> **GIVEN PROBLEM**
Go through the data below. Pull out every line that has the word "yyyy".

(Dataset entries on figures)
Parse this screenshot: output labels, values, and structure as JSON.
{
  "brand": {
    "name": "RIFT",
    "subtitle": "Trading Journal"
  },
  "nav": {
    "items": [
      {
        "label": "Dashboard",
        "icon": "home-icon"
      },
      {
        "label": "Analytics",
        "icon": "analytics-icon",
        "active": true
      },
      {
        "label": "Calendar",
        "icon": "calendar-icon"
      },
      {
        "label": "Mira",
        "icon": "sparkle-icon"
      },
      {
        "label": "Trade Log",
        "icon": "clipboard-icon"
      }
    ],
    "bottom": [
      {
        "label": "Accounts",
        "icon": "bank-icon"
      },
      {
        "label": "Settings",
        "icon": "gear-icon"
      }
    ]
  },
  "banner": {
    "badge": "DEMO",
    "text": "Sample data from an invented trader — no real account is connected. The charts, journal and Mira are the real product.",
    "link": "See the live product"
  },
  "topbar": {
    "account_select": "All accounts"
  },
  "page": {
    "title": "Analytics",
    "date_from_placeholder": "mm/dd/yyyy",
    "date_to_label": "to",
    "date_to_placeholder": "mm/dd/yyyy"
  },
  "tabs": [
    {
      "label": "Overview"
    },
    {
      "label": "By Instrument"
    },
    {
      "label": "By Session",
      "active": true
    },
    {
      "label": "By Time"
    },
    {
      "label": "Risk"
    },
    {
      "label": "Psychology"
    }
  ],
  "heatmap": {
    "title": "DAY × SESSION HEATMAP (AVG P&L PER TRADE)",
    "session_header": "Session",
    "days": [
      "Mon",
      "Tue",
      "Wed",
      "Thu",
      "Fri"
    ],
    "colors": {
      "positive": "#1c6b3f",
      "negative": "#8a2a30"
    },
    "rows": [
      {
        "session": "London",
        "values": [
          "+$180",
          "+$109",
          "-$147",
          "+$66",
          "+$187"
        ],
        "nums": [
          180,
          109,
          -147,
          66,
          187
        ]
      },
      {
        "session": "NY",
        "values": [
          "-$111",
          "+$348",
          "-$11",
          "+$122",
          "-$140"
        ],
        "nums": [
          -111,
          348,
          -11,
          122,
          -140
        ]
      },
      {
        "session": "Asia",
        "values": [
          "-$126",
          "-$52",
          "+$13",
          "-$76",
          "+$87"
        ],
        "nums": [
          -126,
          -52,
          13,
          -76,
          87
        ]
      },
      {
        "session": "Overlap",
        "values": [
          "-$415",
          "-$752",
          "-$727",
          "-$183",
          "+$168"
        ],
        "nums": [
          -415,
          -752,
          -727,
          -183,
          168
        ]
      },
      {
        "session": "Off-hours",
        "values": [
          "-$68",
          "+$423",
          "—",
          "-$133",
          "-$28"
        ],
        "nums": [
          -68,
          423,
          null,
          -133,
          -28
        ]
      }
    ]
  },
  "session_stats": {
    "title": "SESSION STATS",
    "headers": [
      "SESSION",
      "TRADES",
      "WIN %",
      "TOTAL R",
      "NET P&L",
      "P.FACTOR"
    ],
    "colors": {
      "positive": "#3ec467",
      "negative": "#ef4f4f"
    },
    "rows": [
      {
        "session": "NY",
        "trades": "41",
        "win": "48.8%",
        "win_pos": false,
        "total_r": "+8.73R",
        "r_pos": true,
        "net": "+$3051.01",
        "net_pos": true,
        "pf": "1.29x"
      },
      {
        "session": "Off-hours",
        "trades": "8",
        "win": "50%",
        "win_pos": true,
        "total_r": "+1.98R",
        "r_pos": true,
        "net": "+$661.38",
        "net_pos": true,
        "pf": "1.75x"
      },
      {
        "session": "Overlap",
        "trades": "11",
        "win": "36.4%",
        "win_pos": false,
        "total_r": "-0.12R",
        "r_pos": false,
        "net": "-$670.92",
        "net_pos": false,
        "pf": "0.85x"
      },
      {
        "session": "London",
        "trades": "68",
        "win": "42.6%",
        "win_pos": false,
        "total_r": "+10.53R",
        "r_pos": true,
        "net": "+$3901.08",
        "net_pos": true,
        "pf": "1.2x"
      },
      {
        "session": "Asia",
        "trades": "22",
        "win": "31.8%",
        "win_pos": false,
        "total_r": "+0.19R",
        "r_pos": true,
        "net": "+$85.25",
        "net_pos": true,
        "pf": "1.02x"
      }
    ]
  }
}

> **WRITTEN RESPONSE**
    "date_from_placeholder": "mm/dd/yyyy",
    "date_to_placeholder": "mm/dd/yyyy"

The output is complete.